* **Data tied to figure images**
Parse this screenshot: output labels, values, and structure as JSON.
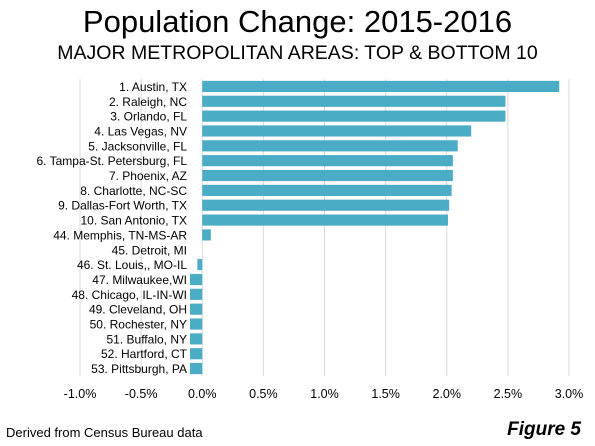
{
  "chart_data": {
    "type": "bar",
    "orientation": "horizontal",
    "title": "Population Change: 2015-2016",
    "subtitle": "MAJOR METROPOLITAN AREAS: TOP & BOTTOM 10",
    "categories": [
      "1. Austin, TX",
      "2. Raleigh, NC",
      "3. Orlando, FL",
      "4. Las Vegas, NV",
      "5. Jacksonville, FL",
      "6. Tampa-St. Petersburg, FL",
      "7. Phoenix, AZ",
      "8. Charlotte, NC-SC",
      "9. Dallas-Fort Worth, TX",
      "10. San Antonio, TX",
      "44. Memphis, TN-MS-AR",
      "45. Detroit,  MI",
      "46. St. Louis,, MO-IL",
      "47. Milwaukee,WI",
      "48. Chicago, IL-IN-WI",
      "49. Cleveland, OH",
      "50. Rochester, NY",
      "51. Buffalo, NY",
      "52. Hartford, CT",
      "53. Pittsburgh, PA"
    ],
    "values": [
      2.92,
      2.48,
      2.48,
      2.2,
      2.09,
      2.05,
      2.05,
      2.04,
      2.02,
      2.01,
      0.07,
      0.0,
      -0.04,
      -0.1,
      -0.1,
      -0.1,
      -0.1,
      -0.1,
      -0.1,
      -0.1
    ],
    "xlim": [
      -1.0,
      3.0
    ],
    "x_ticks": [
      "-1.0%",
      "-0.5%",
      "0.0%",
      "0.5%",
      "1.0%",
      "1.5%",
      "2.0%",
      "2.5%",
      "3.0%"
    ],
    "x_tick_values": [
      -1.0,
      -0.5,
      0.0,
      0.5,
      1.0,
      1.5,
      2.0,
      2.5,
      3.0
    ],
    "xlabel": "",
    "ylabel": "",
    "grid": "vertical",
    "bar_color": "#4bacc6",
    "grid_color": "#d9d9d9"
  },
  "footer": {
    "source": "Derived from Census Bureau data",
    "figure_label": "Figure 5"
  }
}
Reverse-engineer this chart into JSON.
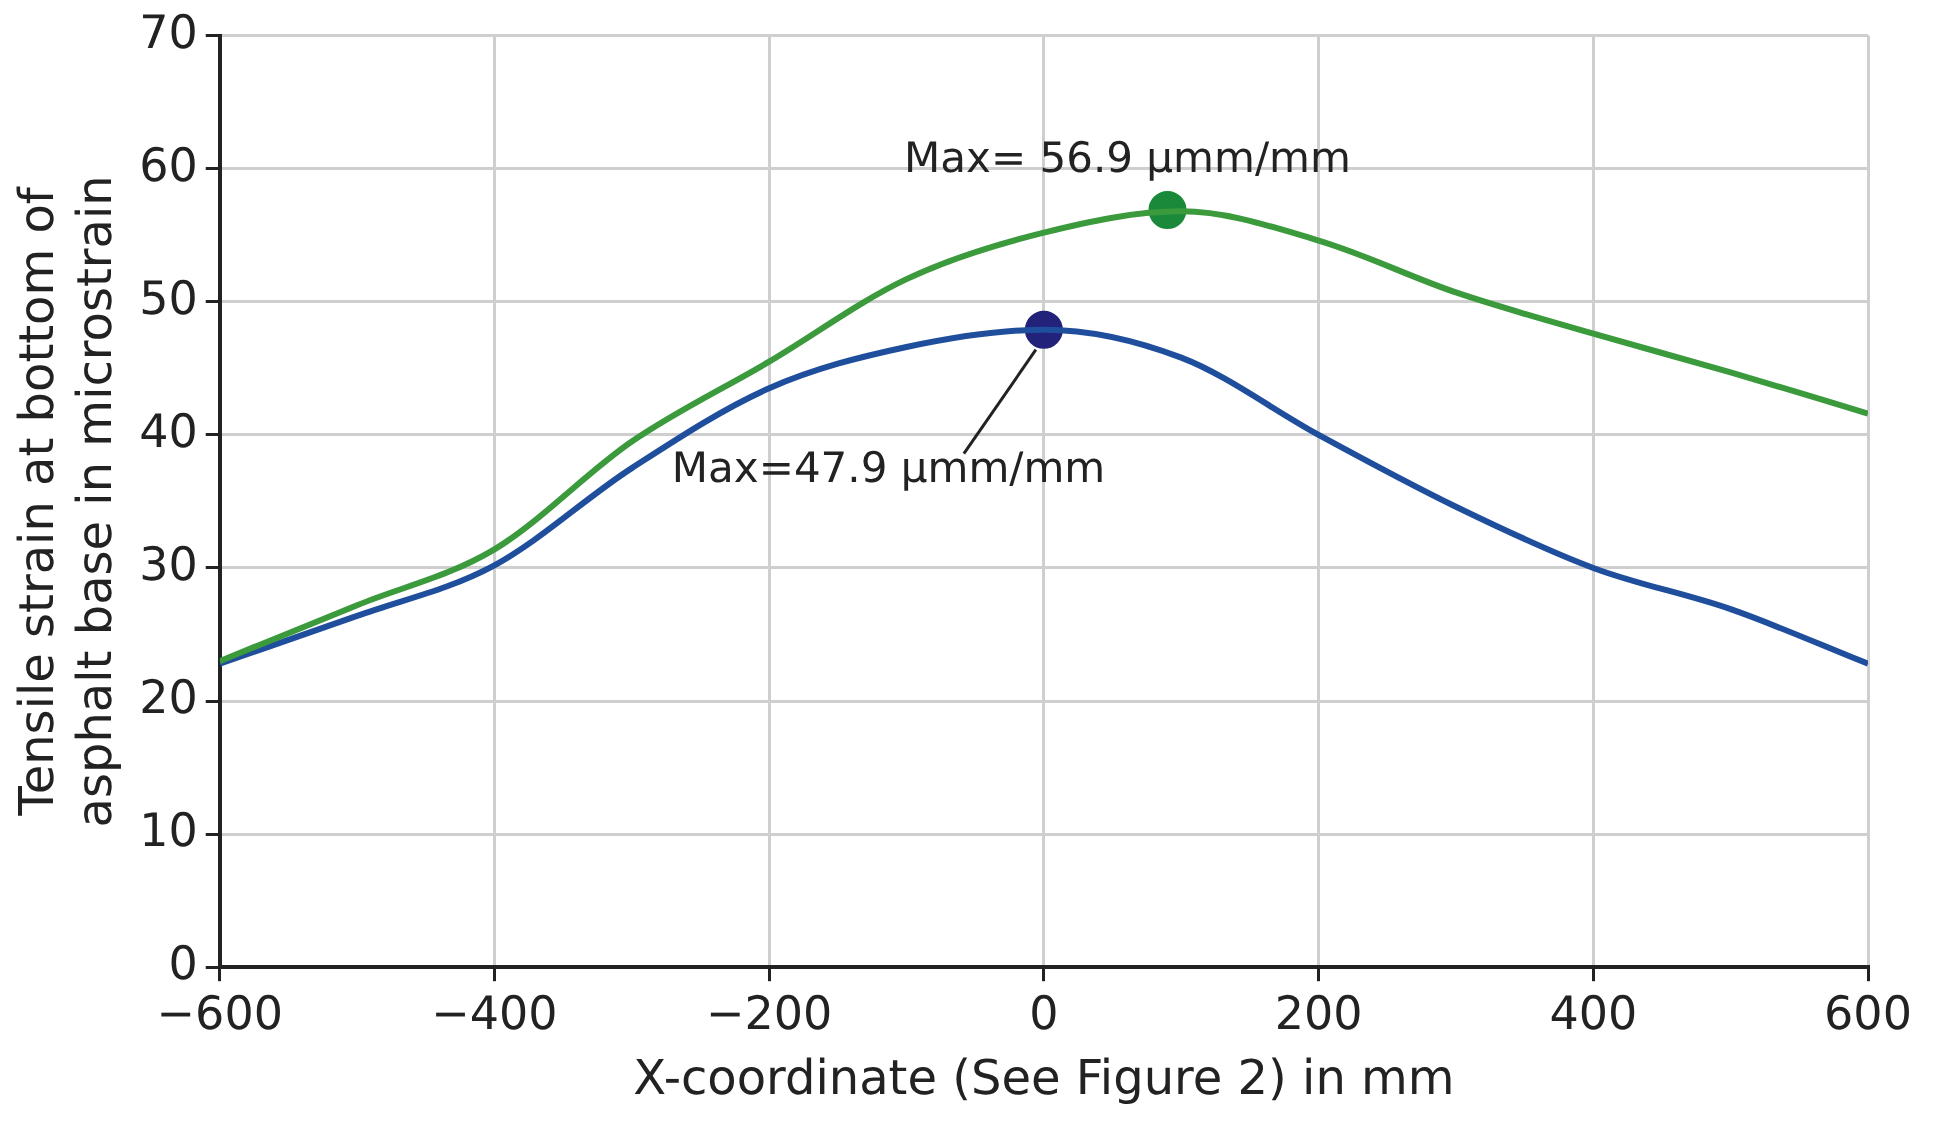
{
  "chart_data": {
    "type": "line",
    "xlabel": "X-coordinate (See Figure 2) in mm",
    "ylabel": "Tensile strain at bottom of asphalt base in microstrain",
    "xlim": [
      -600,
      600
    ],
    "xticks": [
      {
        "value": -600,
        "label": "−600"
      },
      {
        "value": -400,
        "label": "−400"
      },
      {
        "value": -200,
        "label": "−200"
      },
      0,
      200,
      400,
      600
    ],
    "ylim": [
      0,
      70
    ],
    "yticks": [
      0,
      10,
      20,
      30,
      40,
      50,
      60,
      70
    ],
    "grid": true,
    "legend": false,
    "marker": "none",
    "line_style": "solid",
    "series": [
      {
        "color": "#3a9a3c",
        "x": [
          -600,
          -500,
          -400,
          -300,
          -200,
          -100,
          0,
          100,
          200,
          300,
          400,
          500,
          600
        ],
        "values": [
          23,
          27.2,
          31.4,
          39.5,
          45.5,
          51.7,
          55.2,
          56.8,
          54.6,
          50.7,
          47.6,
          44.7,
          41.6
        ]
      },
      {
        "color": "#1f4e9c",
        "x": [
          -600,
          -500,
          -400,
          -300,
          -200,
          -100,
          0,
          100,
          200,
          300,
          400,
          500,
          600
        ],
        "values": [
          22.8,
          26.4,
          30.2,
          37.5,
          43.5,
          46.6,
          47.9,
          45.8,
          40,
          34.6,
          30,
          26.9,
          22.8
        ]
      },
      {
        "type": "scatter",
        "marker": "circle",
        "color": "#1a8a3a",
        "x": [
          90
        ],
        "values": [
          56.9
        ]
      },
      {
        "type": "scatter",
        "marker": "circle",
        "color": "#22227a",
        "x": [
          0
        ],
        "values": [
          47.9
        ]
      }
    ],
    "annotations": [
      {
        "text": "Max= 56.9 μmm/mm",
        "x": 90,
        "y": 56.9
      },
      {
        "text": "Max=47.9 μmm/mm",
        "x": 0,
        "y": 47.9
      }
    ]
  }
}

* **GOAL OF THE EXERCISE**
Your copy of the data above should match it exactly, except that pictures are left out.

* **WRITTEN RESPONSE**
Parse this screenshot: output labels, values, and structure as JSON.
{
  "chart_data": {
    "type": "bar",
    "orientation": "horizontal",
    "title": "Population Change: 2015-2016",
    "subtitle": "MAJOR METROPOLITAN AREAS: TOP & BOTTOM 10",
    "categories": [
      "1. Austin, TX",
      "2. Raleigh, NC",
      "3. Orlando, FL",
      "4. Las Vegas, NV",
      "5. Jacksonville, FL",
      "6. Tampa-St. Petersburg, FL",
      "7. Phoenix, AZ",
      "8. Charlotte, NC-SC",
      "9. Dallas-Fort Worth, TX",
      "10. San Antonio, TX",
      "44. Memphis, TN-MS-AR",
      "45. Detroit,  MI",
      "46. St. Louis,, MO-IL",
      "47. Milwaukee,WI",
      "48. Chicago, IL-IN-WI",
      "49. Cleveland, OH",
      "50. Rochester, NY",
      "51. Buffalo, NY",
      "52. Hartford, CT",
      "53. Pittsburgh, PA"
    ],
    "values": [
      2.92,
      2.48,
      2.48,
      2.2,
      2.09,
      2.05,
      2.05,
      2.04,
      2.02,
      2.01,
      0.07,
      0.0,
      -0.04,
      -0.1,
      -0.1,
      -0.1,
      -0.1,
      -0.1,
      -0.1,
      -0.1
    ],
    "xlim": [
      -1.0,
      3.0
    ],
    "x_ticks": [
      "-1.0%",
      "-0.5%",
      "0.0%",
      "0.5%",
      "1.0%",
      "1.5%",
      "2.0%",
      "2.5%",
      "3.0%"
    ],
    "x_tick_values": [
      -1.0,
      -0.5,
      0.0,
      0.5,
      1.0,
      1.5,
      2.0,
      2.5,
      3.0
    ],
    "xlabel": "",
    "ylabel": "",
    "grid": "vertical",
    "bar_color": "#4bacc6",
    "grid_color": "#d9d9d9"
  },
  "footer": {
    "source": "Derived from Census Bureau data",
    "figure_label": "Figure 5"
  }
}
Reverse-engineer this chart into JSON.
{
  "chart_data": {
    "type": "line",
    "xlabel": "X-coordinate (See Figure 2) in mm",
    "ylabel": "Tensile strain at bottom of asphalt base in microstrain",
    "xlim": [
      -600,
      600
    ],
    "xticks": [
      {
        "value": -600,
        "label": "−600"
      },
      {
        "value": -400,
        "label": "−400"
      },
      {
        "value": -200,
        "label": "−200"
      },
      0,
      200,
      400,
      600
    ],
    "ylim": [
      0,
      70
    ],
    "yticks": [
      0,
      10,
      20,
      30,
      40,
      50,
      60,
      70
    ],
    "grid": true,
    "legend": false,
    "marker": "none",
    "line_style": "solid",
    "series": [
      {
        "color": "#3a9a3c",
        "x": [
          -600,
          -500,
          -400,
          -300,
          -200,
          -100,
          0,
          100,
          200,
          300,
          400,
          500,
          600
        ],
        "values": [
          23,
          27.2,
          31.4,
          39.5,
          45.5,
          51.7,
          55.2,
          56.8,
          54.6,
          50.7,
          47.6,
          44.7,
          41.6
        ]
      },
      {
        "color": "#1f4e9c",
        "x": [
          -600,
          -500,
          -400,
          -300,
          -200,
          -100,
          0,
          100,
          200,
          300,
          400,
          500,
          600
        ],
        "values": [
          22.8,
          26.4,
          30.2,
          37.5,
          43.5,
          46.6,
          47.9,
          45.8,
          40,
          34.6,
          30,
          26.9,
          22.8
        ]
      },
      {
        "type": "scatter",
        "marker": "circle",
        "color": "#1a8a3a",
        "x": [
          90
        ],
        "values": [
          56.9
        ]
      },
      {
        "type": "scatter",
        "marker": "circle",
        "color": "#22227a",
        "x": [
          0
        ],
        "values": [
          47.9
        ]
      }
    ],
    "annotations": [
      {
        "text": "Max= 56.9 μmm/mm",
        "x": 90,
        "y": 56.9
      },
      {
        "text": "Max=47.9 μmm/mm",
        "x": 0,
        "y": 47.9
      }
    ]
  }
}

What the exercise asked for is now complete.